- _Exercise prompt_: Report each line of the records below that holds the word "annotation".
******
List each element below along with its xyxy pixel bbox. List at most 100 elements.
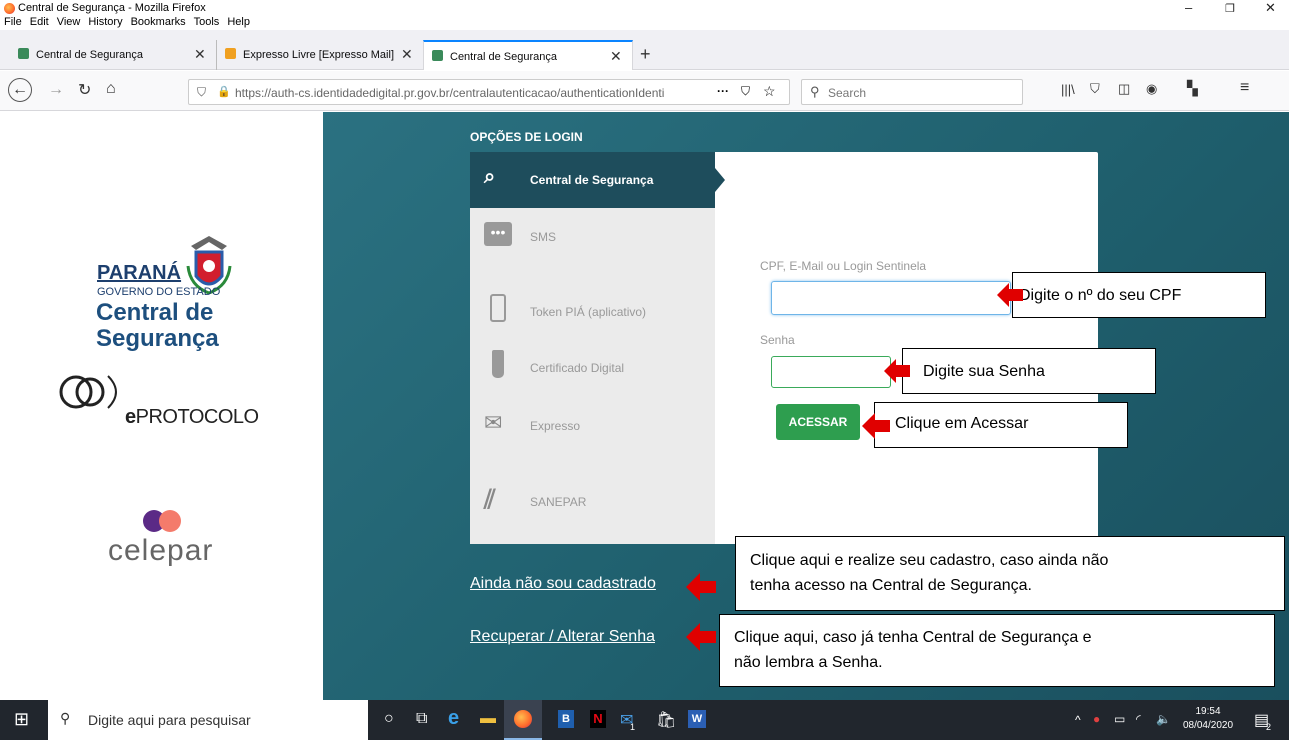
option-certificado[interactable]: Certificado Digital bbox=[470, 348, 715, 388]
login-options-list: ⌕ Central de Segurança ••• SMS Token PIÁ… bbox=[470, 152, 725, 544]
url-text[interactable]: https://auth-cs.identidadedigital.pr.gov… bbox=[235, 86, 705, 100]
arrow-left-icon bbox=[686, 623, 716, 651]
expresso-favicon-icon bbox=[225, 48, 236, 59]
library-icon[interactable]: |||\ bbox=[1061, 82, 1075, 97]
annotation-recuperar-line1: Clique aqui, caso já tenha Central de Se… bbox=[734, 629, 1092, 646]
close-tab-icon[interactable]: ✕ bbox=[401, 46, 413, 63]
option-label: Certificado Digital bbox=[530, 361, 625, 375]
register-link[interactable]: Ainda não sou cadastrado bbox=[470, 575, 656, 593]
tab-strip: Central de Segurança ✕ Expresso Livre [E… bbox=[0, 30, 1289, 70]
firefox-taskbar-button[interactable] bbox=[504, 700, 542, 740]
tray-wifi-icon[interactable]: ◜ bbox=[1136, 712, 1141, 726]
annotation-recuperar: Clique aqui, caso já tenha Central de Se… bbox=[719, 614, 1275, 687]
pocket-toolbar-icon[interactable]: ⛉ bbox=[1090, 81, 1100, 97]
extension-icon[interactable]: ▚ bbox=[1187, 80, 1198, 97]
page-actions-icon[interactable]: ··· bbox=[717, 84, 729, 98]
arrow-left-icon bbox=[862, 413, 890, 439]
navigation-toolbar: ← → ↻ ⌂ ⛉ 🔒 https://auth-cs.identidadedi… bbox=[0, 71, 1289, 111]
option-label: SANEPAR bbox=[530, 495, 587, 509]
central-title-line1: Central de bbox=[96, 299, 214, 326]
search-icon: ⚲ bbox=[60, 710, 71, 726]
annotation-acessar: Clique em Acessar bbox=[874, 402, 1128, 448]
close-window-button[interactable]: ✕ bbox=[1265, 0, 1276, 16]
url-bar[interactable]: ⛉ 🔒 https://auth-cs.identidadedigital.pr… bbox=[188, 79, 790, 105]
taskbar-search-placeholder: Digite aqui para pesquisar bbox=[88, 712, 251, 728]
option-label: Token PIÁ (aplicativo) bbox=[530, 305, 647, 319]
chat-icon: ••• bbox=[484, 222, 512, 246]
menu-history[interactable]: History bbox=[88, 16, 122, 28]
option-expresso[interactable]: ✉ Expresso bbox=[470, 408, 715, 448]
close-tab-icon[interactable]: ✕ bbox=[610, 48, 622, 65]
menu-tools[interactable]: Tools bbox=[194, 16, 220, 28]
governo-label: GOVERNO DO ESTADO bbox=[97, 286, 221, 298]
option-sanepar[interactable]: ⫽ SANEPAR bbox=[470, 484, 715, 524]
taskbar-search-box[interactable]: ⚲ Digite aqui para pesquisar bbox=[48, 700, 368, 740]
tab-central-active[interactable]: Central de Segurança ✕ bbox=[423, 40, 633, 70]
sidebar-icon[interactable]: ◫ bbox=[1118, 81, 1130, 97]
tab-label: Central de Segurança bbox=[450, 51, 558, 63]
login-panel: OPÇÕES DE LOGIN ⌕ Central de Segurança •… bbox=[323, 112, 1289, 700]
tray-chevron-icon[interactable]: ^ bbox=[1075, 713, 1081, 727]
option-sms[interactable]: ••• SMS bbox=[470, 220, 715, 260]
tray-battery-icon[interactable]: ▭ bbox=[1114, 712, 1125, 726]
usb-icon bbox=[492, 350, 504, 378]
edge-icon[interactable]: e bbox=[448, 707, 459, 730]
page-content: PARANÁ GOVERNO DO ESTADO Central de Segu… bbox=[0, 112, 1289, 700]
tray-date: 08/04/2020 bbox=[1182, 720, 1234, 731]
tab-expresso[interactable]: Expresso Livre [Expresso Mail] ✕ bbox=[216, 40, 422, 70]
recover-password-link[interactable]: Recuperar / Alterar Senha bbox=[470, 628, 655, 646]
mail-badge: 1 bbox=[630, 722, 636, 732]
account-icon[interactable]: ◉ bbox=[1146, 81, 1157, 97]
search-bar[interactable]: ⚲ Search bbox=[801, 79, 1023, 105]
restore-button[interactable]: ❐ bbox=[1225, 2, 1235, 15]
task-view-icon[interactable]: ⧉ bbox=[416, 710, 427, 728]
bookmark-star-icon[interactable]: ☆ bbox=[763, 83, 776, 100]
arrow-left-icon bbox=[884, 359, 910, 383]
home-icon[interactable]: ⌂ bbox=[106, 80, 116, 98]
eprotocolo-text: PROTOCOLO bbox=[135, 406, 259, 428]
menu-help[interactable]: Help bbox=[227, 16, 250, 28]
window-title: Central de Segurança - Mozilla Firefox bbox=[18, 2, 206, 14]
tray-clock[interactable]: 19:54 08/04/2020 bbox=[1180, 705, 1236, 733]
phone-icon bbox=[490, 294, 506, 322]
shield-icon[interactable]: ⛉ bbox=[197, 85, 206, 100]
cortana-icon[interactable]: ○ bbox=[384, 710, 394, 728]
menu-view[interactable]: View bbox=[57, 16, 81, 28]
acessar-button[interactable]: ACESSAR bbox=[776, 404, 860, 440]
menu-file[interactable]: File bbox=[4, 16, 22, 28]
word-icon[interactable]: W bbox=[688, 710, 706, 728]
file-explorer-icon[interactable]: ▬ bbox=[480, 710, 496, 728]
cpf-label: CPF, E-Mail ou Login Sentinela bbox=[760, 259, 927, 273]
option-token-pia[interactable]: Token PIÁ (aplicativo) bbox=[470, 292, 715, 332]
back-icon[interactable]: ← bbox=[8, 78, 32, 102]
minimize-button[interactable]: – bbox=[1185, 0, 1192, 15]
cpf-input[interactable] bbox=[771, 281, 1011, 315]
eprotocolo-e: e bbox=[125, 406, 136, 428]
celepar-wordmark: celepar bbox=[108, 534, 214, 567]
senha-input[interactable] bbox=[771, 356, 891, 388]
menu-edit[interactable]: Edit bbox=[30, 16, 49, 28]
reload-icon[interactable]: ↻ bbox=[78, 80, 91, 100]
notification-count: 2 bbox=[1266, 722, 1272, 732]
option-label: Expresso bbox=[530, 419, 581, 433]
tab-label: Expresso Livre [Expresso Mail] bbox=[243, 49, 394, 61]
new-tab-icon[interactable]: + bbox=[640, 44, 651, 65]
tray-volume-icon[interactable]: 🔈 bbox=[1156, 712, 1171, 726]
windows-start-icon[interactable]: ⊞ bbox=[14, 709, 29, 730]
netflix-icon[interactable]: N bbox=[590, 710, 606, 728]
pocket-icon[interactable]: ⛉ bbox=[741, 84, 750, 99]
bitdefender-icon[interactable]: B bbox=[558, 710, 574, 728]
close-tab-icon[interactable]: ✕ bbox=[194, 46, 206, 63]
forward-icon[interactable]: → bbox=[48, 81, 64, 99]
option-label: Central de Segurança bbox=[530, 173, 654, 187]
option-central-seguranca[interactable]: ⌕ Central de Segurança bbox=[470, 152, 715, 208]
hamburger-menu-icon[interactable]: ≡ bbox=[1240, 79, 1249, 97]
tab-central-1[interactable]: Central de Segurança ✕ bbox=[10, 40, 215, 70]
store-icon[interactable]: 🛍 bbox=[656, 710, 676, 730]
search-icon: ⚲ bbox=[810, 84, 820, 99]
annotation-cadastro-line2: tenha acesso na Central de Segurança. bbox=[750, 577, 1032, 594]
menu-bookmarks[interactable]: Bookmarks bbox=[131, 16, 186, 28]
tray-antivirus-icon[interactable]: ● bbox=[1093, 712, 1100, 726]
lock-icon[interactable]: 🔒 bbox=[217, 85, 231, 98]
tab-label: Central de Segurança bbox=[36, 49, 144, 61]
******
- _Response to this task_:
annotation-recuperar-line1: Clique aqui, caso já tenha Central de Se… bbox=[734, 629, 1092, 646]
annotation-recuperar: Clique aqui, caso já tenha Central de Se… bbox=[719, 614, 1275, 687]
annotation-acessar: Clique em Acessar bbox=[874, 402, 1128, 448]
annotation-cadastro-line2: tenha acesso na Central de Segurança. bbox=[750, 577, 1032, 594]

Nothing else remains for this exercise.